Restate the listing below word for word, omitting any images.

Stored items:
=-=-=-=-=
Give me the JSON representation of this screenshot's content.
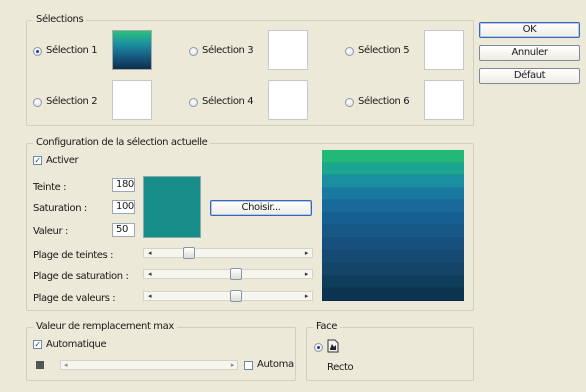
{
  "buttons": {
    "ok": "OK",
    "cancel": "Annuler",
    "defaults": "Défaut"
  },
  "selections": {
    "title": "Sélections",
    "items": [
      {
        "label": "Sélection 1",
        "selected": true
      },
      {
        "label": "Sélection 2",
        "selected": false
      },
      {
        "label": "Sélection 3",
        "selected": false
      },
      {
        "label": "Sélection 4",
        "selected": false
      },
      {
        "label": "Sélection 5",
        "selected": false
      },
      {
        "label": "Sélection 6",
        "selected": false
      }
    ]
  },
  "config": {
    "title": "Configuration de la sélection actuelle",
    "enable_label": "Activer",
    "enable_checked": true,
    "hue_label": "Teinte :",
    "hue_value": "180",
    "saturation_label": "Saturation :",
    "saturation_value": "100",
    "value_label": "Valeur :",
    "value_value": "50",
    "swatch_color": "#168d88",
    "choose_button": "Choisir...",
    "sliders": [
      {
        "label": "Plage de teintes :",
        "position": 0.2
      },
      {
        "label": "Plage de saturation :",
        "position": 0.55
      },
      {
        "label": "Plage de valeurs :",
        "position": 0.55
      }
    ],
    "ramp_colors": [
      "#22b878",
      "#1aa690",
      "#1a8fa2",
      "#1a79a0",
      "#19699a",
      "#175f90",
      "#185886",
      "#17507c",
      "#164a72",
      "#124568",
      "#0f3e5c",
      "#0c3450"
    ]
  },
  "max_replacement": {
    "title": "Valeur de remplacement max",
    "auto_label": "Automatique",
    "auto_checked": true,
    "automa_label": "Automa"
  },
  "face": {
    "title": "Face",
    "option_label": "Recto"
  }
}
=-=-=-=-=
*Solution for this exercise*:
Give me the JSON representation of this screenshot's content.
{
  "buttons": {
    "ok": "OK",
    "cancel": "Annuler",
    "defaults": "Défaut"
  },
  "selections": {
    "title": "Sélections",
    "items": [
      {
        "label": "Sélection 1",
        "selected": true
      },
      {
        "label": "Sélection 2",
        "selected": false
      },
      {
        "label": "Sélection 3",
        "selected": false
      },
      {
        "label": "Sélection 4",
        "selected": false
      },
      {
        "label": "Sélection 5",
        "selected": false
      },
      {
        "label": "Sélection 6",
        "selected": false
      }
    ]
  },
  "config": {
    "title": "Configuration de la sélection actuelle",
    "enable_label": "Activer",
    "enable_checked": true,
    "hue_label": "Teinte :",
    "hue_value": "180",
    "saturation_label": "Saturation :",
    "saturation_value": "100",
    "value_label": "Valeur :",
    "value_value": "50",
    "swatch_color": "#168d88",
    "choose_button": "Choisir...",
    "sliders": [
      {
        "label": "Plage de teintes :",
        "position": 0.2
      },
      {
        "label": "Plage de saturation :",
        "position": 0.55
      },
      {
        "label": "Plage de valeurs :",
        "position": 0.55
      }
    ],
    "ramp_colors": [
      "#22b878",
      "#1aa690",
      "#1a8fa2",
      "#1a79a0",
      "#19699a",
      "#175f90",
      "#185886",
      "#17507c",
      "#164a72",
      "#124568",
      "#0f3e5c",
      "#0c3450"
    ]
  },
  "max_replacement": {
    "title": "Valeur de remplacement max",
    "auto_label": "Automatique",
    "auto_checked": true,
    "automa_label": "Automa"
  },
  "face": {
    "title": "Face",
    "option_label": "Recto"
  }
}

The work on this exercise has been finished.